>>
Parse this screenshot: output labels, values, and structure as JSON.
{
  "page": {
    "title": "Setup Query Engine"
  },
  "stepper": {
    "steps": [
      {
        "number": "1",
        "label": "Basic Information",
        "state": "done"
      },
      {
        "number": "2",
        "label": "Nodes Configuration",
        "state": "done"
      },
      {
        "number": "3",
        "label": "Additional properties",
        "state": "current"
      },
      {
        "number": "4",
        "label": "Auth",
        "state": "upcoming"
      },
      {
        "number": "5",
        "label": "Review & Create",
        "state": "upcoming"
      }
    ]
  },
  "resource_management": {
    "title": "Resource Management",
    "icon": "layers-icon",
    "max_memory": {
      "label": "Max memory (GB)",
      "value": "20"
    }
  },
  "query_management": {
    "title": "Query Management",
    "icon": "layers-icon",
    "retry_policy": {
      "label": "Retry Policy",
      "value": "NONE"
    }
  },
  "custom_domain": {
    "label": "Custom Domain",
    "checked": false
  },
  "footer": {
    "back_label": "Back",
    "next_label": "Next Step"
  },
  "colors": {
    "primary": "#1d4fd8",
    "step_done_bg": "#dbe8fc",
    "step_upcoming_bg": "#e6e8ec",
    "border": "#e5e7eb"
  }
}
<<
• **Instructions to follow**:
From the listing above, extract every line exactly as it stands.

• **Output for this task**:
Parse this screenshot: output labels, values, and structure as JSON.
{
  "page": {
    "title": "Setup Query Engine"
  },
  "stepper": {
    "steps": [
      {
        "number": "1",
        "label": "Basic Information",
        "state": "done"
      },
      {
        "number": "2",
        "label": "Nodes Configuration",
        "state": "done"
      },
      {
        "number": "3",
        "label": "Additional properties",
        "state": "current"
      },
      {
        "number": "4",
        "label": "Auth",
        "state": "upcoming"
      },
      {
        "number": "5",
        "label": "Review & Create",
        "state": "upcoming"
      }
    ]
  },
  "resource_management": {
    "title": "Resource Management",
    "icon": "layers-icon",
    "max_memory": {
      "label": "Max memory (GB)",
      "value": "20"
    }
  },
  "query_management": {
    "title": "Query Management",
    "icon": "layers-icon",
    "retry_policy": {
      "label": "Retry Policy",
      "value": "NONE"
    }
  },
  "custom_domain": {
    "label": "Custom Domain",
    "checked": false
  },
  "footer": {
    "back_label": "Back",
    "next_label": "Next Step"
  },
  "colors": {
    "primary": "#1d4fd8",
    "step_done_bg": "#dbe8fc",
    "step_upcoming_bg": "#e6e8ec",
    "border": "#e5e7eb"
  }
}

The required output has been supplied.